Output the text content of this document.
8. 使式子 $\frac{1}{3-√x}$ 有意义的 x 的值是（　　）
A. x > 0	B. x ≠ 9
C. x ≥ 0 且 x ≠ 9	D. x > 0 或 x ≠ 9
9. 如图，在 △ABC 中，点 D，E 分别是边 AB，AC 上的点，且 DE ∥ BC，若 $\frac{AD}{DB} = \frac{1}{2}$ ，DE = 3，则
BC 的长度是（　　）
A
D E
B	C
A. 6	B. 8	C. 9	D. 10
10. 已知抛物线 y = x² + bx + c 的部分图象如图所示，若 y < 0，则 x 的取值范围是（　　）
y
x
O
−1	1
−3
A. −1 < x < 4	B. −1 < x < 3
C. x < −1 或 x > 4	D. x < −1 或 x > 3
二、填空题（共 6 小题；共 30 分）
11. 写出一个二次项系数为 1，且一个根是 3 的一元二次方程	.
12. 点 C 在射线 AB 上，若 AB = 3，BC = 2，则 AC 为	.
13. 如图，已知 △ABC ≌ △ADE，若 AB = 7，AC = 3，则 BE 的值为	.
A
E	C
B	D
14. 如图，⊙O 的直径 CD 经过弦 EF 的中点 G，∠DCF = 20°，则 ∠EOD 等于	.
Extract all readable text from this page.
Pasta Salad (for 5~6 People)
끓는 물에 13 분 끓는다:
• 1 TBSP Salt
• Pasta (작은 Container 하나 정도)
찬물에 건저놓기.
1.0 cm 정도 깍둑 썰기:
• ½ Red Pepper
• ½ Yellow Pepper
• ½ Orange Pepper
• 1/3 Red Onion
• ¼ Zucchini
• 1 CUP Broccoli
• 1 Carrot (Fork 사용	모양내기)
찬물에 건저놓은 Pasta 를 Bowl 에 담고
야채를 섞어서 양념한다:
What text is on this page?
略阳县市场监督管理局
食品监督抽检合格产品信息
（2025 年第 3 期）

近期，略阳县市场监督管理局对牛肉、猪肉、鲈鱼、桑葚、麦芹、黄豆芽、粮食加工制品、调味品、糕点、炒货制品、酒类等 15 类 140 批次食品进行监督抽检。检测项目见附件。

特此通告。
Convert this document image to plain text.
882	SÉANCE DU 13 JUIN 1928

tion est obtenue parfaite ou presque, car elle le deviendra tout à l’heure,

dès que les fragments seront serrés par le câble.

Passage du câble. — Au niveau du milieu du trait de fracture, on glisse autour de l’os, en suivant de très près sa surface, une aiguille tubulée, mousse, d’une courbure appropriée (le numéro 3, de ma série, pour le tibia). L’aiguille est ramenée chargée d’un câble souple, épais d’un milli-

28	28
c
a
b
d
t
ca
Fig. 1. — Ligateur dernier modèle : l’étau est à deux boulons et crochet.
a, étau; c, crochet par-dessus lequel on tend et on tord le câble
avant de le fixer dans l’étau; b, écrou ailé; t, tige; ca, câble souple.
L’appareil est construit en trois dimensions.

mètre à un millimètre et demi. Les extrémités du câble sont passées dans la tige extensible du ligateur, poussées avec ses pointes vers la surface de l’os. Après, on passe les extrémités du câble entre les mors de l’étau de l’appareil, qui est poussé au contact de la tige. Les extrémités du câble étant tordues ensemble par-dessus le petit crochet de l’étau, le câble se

= = = = = = =

From the first line to the last, please quote the material above exactly.

• Solution for this exercise
Output the text content of this document.
8. 使式子 $\frac{1}{3-√x}$ 有意义的 x 的值是（　　）
A. x > 0	B. x ≠ 9
C. x ≥ 0 且 x ≠ 9	D. x > 0 或 x ≠ 9
9. 如图，在 △ABC 中，点 D，E 分别是边 AB，AC 上的点，且 DE ∥ BC，若 $\frac{AD}{DB} = \frac{1}{2}$ ，DE = 3，则
BC 的长度是（　　）
A
D E
B	C
A. 6	B. 8	C. 9	D. 10
10. 已知抛物线 y = x² + bx + c 的部分图象如图所示，若 y < 0，则 x 的取值范围是（　　）
y
x
O
−1	1
−3
A. −1 < x < 4	B. −1 < x < 3
C. x < −1 或 x > 4	D. x < −1 或 x > 3
二、填空题（共 6 小题；共 30 分）
11. 写出一个二次项系数为 1，且一个根是 3 的一元二次方程	.
12. 点 C 在射线 AB 上，若 AB = 3，BC = 2，则 AC 为	.
13. 如图，已知 △ABC ≌ △ADE，若 AB = 7，AC = 3，则 BE 的值为	.
A
E	C
B	D
14. 如图，⊙O 的直径 CD 经过弦 EF 的中点 G，∠DCF = 20°，则 ∠EOD 等于	.
Extract all readable text from this page.
Pasta Salad (for 5~6 People)
끓는 물에 13 분 끓는다:
• 1 TBSP Salt
• Pasta (작은 Container 하나 정도)
찬물에 건저놓기.
1.0 cm 정도 깍둑 썰기:
• ½ Red Pepper
• ½ Yellow Pepper
• ½ Orange Pepper
• 1/3 Red Onion
• ¼ Zucchini
• 1 CUP Broccoli
• 1 Carrot (Fork 사용	모양내기)
찬물에 건저놓은 Pasta 를 Bowl 에 담고
야채를 섞어서 양념한다:
What text is on this page?
略阳县市场监督管理局
食品监督抽检合格产品信息
（2025 年第 3 期）

近期，略阳县市场监督管理局对牛肉、猪肉、鲈鱼、桑葚、麦芹、黄豆芽、粮食加工制品、调味品、糕点、炒货制品、酒类等 15 类 140 批次食品进行监督抽检。检测项目见附件。

特此通告。
Convert this document image to plain text.
882	SÉANCE DU 13 JUIN 1928

tion est obtenue parfaite ou presque, car elle le deviendra tout à l’heure,

dès que les fragments seront serrés par le câble.

Passage du câble. — Au niveau du milieu du trait de fracture, on glisse autour de l’os, en suivant de très près sa surface, une aiguille tubulée, mousse, d’une courbure appropriée (le numéro 3, de ma série, pour le tibia). L’aiguille est ramenée chargée d’un câble souple, épais d’un milli-

28	28
c
a
b
d
t
ca
Fig. 1. — Ligateur dernier modèle : l’étau est à deux boulons et crochet.
a, étau; c, crochet par-dessus lequel on tend et on tord le câble
avant de le fixer dans l’étau; b, écrou ailé; t, tige; ca, câble souple.
L’appareil est construit en trois dimensions.

mètre à un millimètre et demi. Les extrémités du câble sont passées dans la tige extensible du ligateur, poussées avec ses pointes vers la surface de l’os. Après, on passe les extrémités du câble entre les mors de l’étau de l’appareil, qui est poussé au contact de la tige. Les extrémités du câble étant tordues ensemble par-dessus le petit crochet de l’étau, le câble se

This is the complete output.